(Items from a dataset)
+ + + + +

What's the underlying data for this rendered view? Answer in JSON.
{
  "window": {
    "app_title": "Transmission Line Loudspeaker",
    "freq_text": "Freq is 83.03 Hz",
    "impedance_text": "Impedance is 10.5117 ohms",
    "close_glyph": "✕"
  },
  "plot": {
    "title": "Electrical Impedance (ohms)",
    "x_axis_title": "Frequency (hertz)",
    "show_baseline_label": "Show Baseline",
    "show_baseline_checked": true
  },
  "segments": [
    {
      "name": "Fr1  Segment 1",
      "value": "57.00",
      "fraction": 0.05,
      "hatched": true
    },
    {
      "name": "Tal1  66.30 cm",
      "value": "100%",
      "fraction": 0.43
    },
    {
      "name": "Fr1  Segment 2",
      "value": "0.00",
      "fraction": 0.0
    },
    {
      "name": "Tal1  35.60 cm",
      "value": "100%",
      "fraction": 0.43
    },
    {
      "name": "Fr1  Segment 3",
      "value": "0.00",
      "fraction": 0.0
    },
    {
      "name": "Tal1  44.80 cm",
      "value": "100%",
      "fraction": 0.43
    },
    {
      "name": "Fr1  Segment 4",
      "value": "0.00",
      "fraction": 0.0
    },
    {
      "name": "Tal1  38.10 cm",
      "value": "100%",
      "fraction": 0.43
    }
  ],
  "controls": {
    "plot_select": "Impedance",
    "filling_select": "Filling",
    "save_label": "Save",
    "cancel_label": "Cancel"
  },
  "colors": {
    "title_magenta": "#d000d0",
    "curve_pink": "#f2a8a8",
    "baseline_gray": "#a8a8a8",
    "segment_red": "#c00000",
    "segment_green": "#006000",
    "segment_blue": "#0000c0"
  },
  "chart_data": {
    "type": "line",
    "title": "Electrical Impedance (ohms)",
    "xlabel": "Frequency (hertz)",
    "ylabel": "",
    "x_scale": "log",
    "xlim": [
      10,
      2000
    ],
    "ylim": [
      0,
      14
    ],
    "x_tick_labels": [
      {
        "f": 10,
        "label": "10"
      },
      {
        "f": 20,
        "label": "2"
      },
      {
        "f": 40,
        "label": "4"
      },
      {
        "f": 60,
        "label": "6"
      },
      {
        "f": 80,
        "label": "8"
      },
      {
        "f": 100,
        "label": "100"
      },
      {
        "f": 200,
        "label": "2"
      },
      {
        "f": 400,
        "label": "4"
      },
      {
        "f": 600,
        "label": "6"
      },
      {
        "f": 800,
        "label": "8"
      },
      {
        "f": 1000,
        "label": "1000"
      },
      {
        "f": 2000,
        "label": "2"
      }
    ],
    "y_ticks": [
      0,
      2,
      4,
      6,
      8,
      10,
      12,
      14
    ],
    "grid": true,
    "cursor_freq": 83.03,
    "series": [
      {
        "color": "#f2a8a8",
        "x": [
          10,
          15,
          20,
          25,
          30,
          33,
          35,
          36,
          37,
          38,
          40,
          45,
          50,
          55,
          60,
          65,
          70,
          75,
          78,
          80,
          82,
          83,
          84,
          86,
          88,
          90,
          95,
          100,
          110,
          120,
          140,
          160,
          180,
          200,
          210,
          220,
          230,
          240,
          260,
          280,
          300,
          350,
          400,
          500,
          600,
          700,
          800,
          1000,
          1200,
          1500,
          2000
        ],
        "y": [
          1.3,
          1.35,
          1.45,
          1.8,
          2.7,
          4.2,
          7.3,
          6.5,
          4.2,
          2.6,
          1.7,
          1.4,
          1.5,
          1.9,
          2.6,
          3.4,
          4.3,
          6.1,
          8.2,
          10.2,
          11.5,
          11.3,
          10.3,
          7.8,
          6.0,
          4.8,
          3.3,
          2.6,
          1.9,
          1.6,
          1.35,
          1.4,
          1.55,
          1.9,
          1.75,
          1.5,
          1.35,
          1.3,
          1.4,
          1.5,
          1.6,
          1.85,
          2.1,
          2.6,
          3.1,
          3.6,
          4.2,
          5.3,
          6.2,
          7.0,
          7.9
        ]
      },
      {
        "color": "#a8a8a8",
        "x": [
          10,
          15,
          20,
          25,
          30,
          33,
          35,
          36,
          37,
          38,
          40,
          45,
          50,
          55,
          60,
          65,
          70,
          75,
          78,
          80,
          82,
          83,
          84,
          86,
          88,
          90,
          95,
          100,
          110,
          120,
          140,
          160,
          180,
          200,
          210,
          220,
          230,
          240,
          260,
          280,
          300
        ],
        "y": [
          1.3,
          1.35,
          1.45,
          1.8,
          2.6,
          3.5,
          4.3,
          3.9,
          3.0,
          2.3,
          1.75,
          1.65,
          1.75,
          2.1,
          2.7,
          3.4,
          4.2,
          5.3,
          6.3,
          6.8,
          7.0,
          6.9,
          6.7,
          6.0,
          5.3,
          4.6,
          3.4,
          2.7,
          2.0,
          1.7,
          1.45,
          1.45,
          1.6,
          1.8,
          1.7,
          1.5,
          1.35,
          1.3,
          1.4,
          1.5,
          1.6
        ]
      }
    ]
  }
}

+ + + + +

#### [Set problem]
Set down all of the data above, word for word.

#### [Task answer]
What's the underlying data for this rendered view? Answer in JSON.
{
  "window": {
    "app_title": "Transmission Line Loudspeaker",
    "freq_text": "Freq is 83.03 Hz",
    "impedance_text": "Impedance is 10.5117 ohms",
    "close_glyph": "✕"
  },
  "plot": {
    "title": "Electrical Impedance (ohms)",
    "x_axis_title": "Frequency (hertz)",
    "show_baseline_label": "Show Baseline",
    "show_baseline_checked": true
  },
  "segments": [
    {
      "name": "Fr1  Segment 1",
      "value": "57.00",
      "fraction": 0.05,
      "hatched": true
    },
    {
      "name": "Tal1  66.30 cm",
      "value": "100%",
      "fraction": 0.43
    },
    {
      "name": "Fr1  Segment 2",
      "value": "0.00",
      "fraction": 0.0
    },
    {
      "name": "Tal1  35.60 cm",
      "value": "100%",
      "fraction": 0.43
    },
    {
      "name": "Fr1  Segment 3",
      "value": "0.00",
      "fraction": 0.0
    },
    {
      "name": "Tal1  44.80 cm",
      "value": "100%",
      "fraction": 0.43
    },
    {
      "name": "Fr1  Segment 4",
      "value": "0.00",
      "fraction": 0.0
    },
    {
      "name": "Tal1  38.10 cm",
      "value": "100%",
      "fraction": 0.43
    }
  ],
  "controls": {
    "plot_select": "Impedance",
    "filling_select": "Filling",
    "save_label": "Save",
    "cancel_label": "Cancel"
  },
  "colors": {
    "title_magenta": "#d000d0",
    "curve_pink": "#f2a8a8",
    "baseline_gray": "#a8a8a8",
    "segment_red": "#c00000",
    "segment_green": "#006000",
    "segment_blue": "#0000c0"
  },
  "chart_data": {
    "type": "line",
    "title": "Electrical Impedance (ohms)",
    "xlabel": "Frequency (hertz)",
    "ylabel": "",
    "x_scale": "log",
    "xlim": [
      10,
      2000
    ],
    "ylim": [
      0,
      14
    ],
    "x_tick_labels": [
      {
        "f": 10,
        "label": "10"
      },
      {
        "f": 20,
        "label": "2"
      },
      {
        "f": 40,
        "label": "4"
      },
      {
        "f": 60,
        "label": "6"
      },
      {
        "f": 80,
        "label": "8"
      },
      {
        "f": 100,
        "label": "100"
      },
      {
        "f": 200,
        "label": "2"
      },
      {
        "f": 400,
        "label": "4"
      },
      {
        "f": 600,
        "label": "6"
      },
      {
        "f": 800,
        "label": "8"
      },
      {
        "f": 1000,
        "label": "1000"
      },
      {
        "f": 2000,
        "label": "2"
      }
    ],
    "y_ticks": [
      0,
      2,
      4,
      6,
      8,
      10,
      12,
      14
    ],
    "grid": true,
    "cursor_freq": 83.03,
    "series": [
      {
        "color": "#f2a8a8",
        "x": [
          10,
          15,
          20,
          25,
          30,
          33,
          35,
          36,
          37,
          38,
          40,
          45,
          50,
          55,
          60,
          65,
          70,
          75,
          78,
          80,
          82,
          83,
          84,
          86,
          88,
          90,
          95,
          100,
          110,
          120,
          140,
          160,
          180,
          200,
          210,
          220,
          230,
          240,
          260,
          280,
          300,
          350,
          400,
          500,
          600,
          700,
          800,
          1000,
          1200,
          1500,
          2000
        ],
        "y": [
          1.3,
          1.35,
          1.45,
          1.8,
          2.7,
          4.2,
          7.3,
          6.5,
          4.2,
          2.6,
          1.7,
          1.4,
          1.5,
          1.9,
          2.6,
          3.4,
          4.3,
          6.1,
          8.2,
          10.2,
          11.5,
          11.3,
          10.3,
          7.8,
          6.0,
          4.8,
          3.3,
          2.6,
          1.9,
          1.6,
          1.35,
          1.4,
          1.55,
          1.9,
          1.75,
          1.5,
          1.35,
          1.3,
          1.4,
          1.5,
          1.6,
          1.85,
          2.1,
          2.6,
          3.1,
          3.6,
          4.2,
          5.3,
          6.2,
          7.0,
          7.9
        ]
      },
      {
        "color": "#a8a8a8",
        "x": [
          10,
          15,
          20,
          25,
          30,
          33,
          35,
          36,
          37,
          38,
          40,
          45,
          50,
          55,
          60,
          65,
          70,
          75,
          78,
          80,
          82,
          83,
          84,
          86,
          88,
          90,
          95,
          100,
          110,
          120,
          140,
          160,
          180,
          200,
          210,
          220,
          230,
          240,
          260,
          280,
          300
        ],
        "y": [
          1.3,
          1.35,
          1.45,
          1.8,
          2.6,
          3.5,
          4.3,
          3.9,
          3.0,
          2.3,
          1.75,
          1.65,
          1.75,
          2.1,
          2.7,
          3.4,
          4.2,
          5.3,
          6.3,
          6.8,
          7.0,
          6.9,
          6.7,
          6.0,
          5.3,
          4.6,
          3.4,
          2.7,
          2.0,
          1.7,
          1.45,
          1.45,
          1.6,
          1.8,
          1.7,
          1.5,
          1.35,
          1.3,
          1.4,
          1.5,
          1.6
        ]
      }
    ]
  }
}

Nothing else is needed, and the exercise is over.